Copy the data below exactly.

□ □ □ □

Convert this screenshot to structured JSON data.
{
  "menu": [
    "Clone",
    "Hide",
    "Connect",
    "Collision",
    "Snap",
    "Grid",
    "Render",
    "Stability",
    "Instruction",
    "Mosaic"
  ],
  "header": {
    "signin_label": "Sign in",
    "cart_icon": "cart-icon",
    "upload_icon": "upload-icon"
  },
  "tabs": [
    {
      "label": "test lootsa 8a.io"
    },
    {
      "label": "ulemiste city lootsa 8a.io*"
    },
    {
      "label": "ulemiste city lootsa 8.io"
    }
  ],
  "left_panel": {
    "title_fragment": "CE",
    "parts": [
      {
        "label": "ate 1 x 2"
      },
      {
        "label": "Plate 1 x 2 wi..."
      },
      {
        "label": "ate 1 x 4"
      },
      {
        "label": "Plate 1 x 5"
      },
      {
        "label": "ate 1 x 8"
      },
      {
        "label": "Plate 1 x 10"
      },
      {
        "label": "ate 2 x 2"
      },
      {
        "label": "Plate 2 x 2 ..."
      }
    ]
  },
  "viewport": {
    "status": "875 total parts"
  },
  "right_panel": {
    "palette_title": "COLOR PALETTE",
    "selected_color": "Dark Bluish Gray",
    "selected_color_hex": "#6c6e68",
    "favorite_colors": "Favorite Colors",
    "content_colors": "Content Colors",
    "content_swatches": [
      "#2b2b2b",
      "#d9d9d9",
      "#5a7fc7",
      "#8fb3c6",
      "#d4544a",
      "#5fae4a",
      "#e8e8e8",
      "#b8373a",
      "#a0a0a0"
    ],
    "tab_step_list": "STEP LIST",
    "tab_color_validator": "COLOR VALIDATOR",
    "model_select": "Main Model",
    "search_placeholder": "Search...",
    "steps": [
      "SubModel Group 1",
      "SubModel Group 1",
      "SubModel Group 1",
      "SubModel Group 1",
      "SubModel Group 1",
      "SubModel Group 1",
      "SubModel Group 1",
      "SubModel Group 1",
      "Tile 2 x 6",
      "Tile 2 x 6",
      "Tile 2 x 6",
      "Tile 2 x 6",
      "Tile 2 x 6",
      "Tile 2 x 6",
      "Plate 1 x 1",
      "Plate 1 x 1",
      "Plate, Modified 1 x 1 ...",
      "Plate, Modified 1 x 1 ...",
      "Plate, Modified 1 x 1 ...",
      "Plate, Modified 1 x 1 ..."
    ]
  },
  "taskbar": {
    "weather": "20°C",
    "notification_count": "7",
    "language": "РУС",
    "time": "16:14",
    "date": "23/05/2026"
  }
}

□ □ □ □

-- Result of this task --
Convert this screenshot to structured JSON data.
{
  "menu": [
    "Clone",
    "Hide",
    "Connect",
    "Collision",
    "Snap",
    "Grid",
    "Render",
    "Stability",
    "Instruction",
    "Mosaic"
  ],
  "header": {
    "signin_label": "Sign in",
    "cart_icon": "cart-icon",
    "upload_icon": "upload-icon"
  },
  "tabs": [
    {
      "label": "test lootsa 8a.io"
    },
    {
      "label": "ulemiste city lootsa 8a.io*"
    },
    {
      "label": "ulemiste city lootsa 8.io"
    }
  ],
  "left_panel": {
    "title_fragment": "CE",
    "parts": [
      {
        "label": "ate 1 x 2"
      },
      {
        "label": "Plate 1 x 2 wi..."
      },
      {
        "label": "ate 1 x 4"
      },
      {
        "label": "Plate 1 x 5"
      },
      {
        "label": "ate 1 x 8"
      },
      {
        "label": "Plate 1 x 10"
      },
      {
        "label": "ate 2 x 2"
      },
      {
        "label": "Plate 2 x 2 ..."
      }
    ]
  },
  "viewport": {
    "status": "875 total parts"
  },
  "right_panel": {
    "palette_title": "COLOR PALETTE",
    "selected_color": "Dark Bluish Gray",
    "selected_color_hex": "#6c6e68",
    "favorite_colors": "Favorite Colors",
    "content_colors": "Content Colors",
    "content_swatches": [
      "#2b2b2b",
      "#d9d9d9",
      "#5a7fc7",
      "#8fb3c6",
      "#d4544a",
      "#5fae4a",
      "#e8e8e8",
      "#b8373a",
      "#a0a0a0"
    ],
    "tab_step_list": "STEP LIST",
    "tab_color_validator": "COLOR VALIDATOR",
    "model_select": "Main Model",
    "search_placeholder": "Search...",
    "steps": [
      "SubModel Group 1",
      "SubModel Group 1",
      "SubModel Group 1",
      "SubModel Group 1",
      "SubModel Group 1",
      "SubModel Group 1",
      "SubModel Group 1",
      "SubModel Group 1",
      "Tile 2 x 6",
      "Tile 2 x 6",
      "Tile 2 x 6",
      "Tile 2 x 6",
      "Tile 2 x 6",
      "Tile 2 x 6",
      "Plate 1 x 1",
      "Plate 1 x 1",
      "Plate, Modified 1 x 1 ...",
      "Plate, Modified 1 x 1 ...",
      "Plate, Modified 1 x 1 ...",
      "Plate, Modified 1 x 1 ..."
    ]
  },
  "taskbar": {
    "weather": "20°C",
    "notification_count": "7",
    "language": "РУС",
    "time": "16:14",
    "date": "23/05/2026"
  }
}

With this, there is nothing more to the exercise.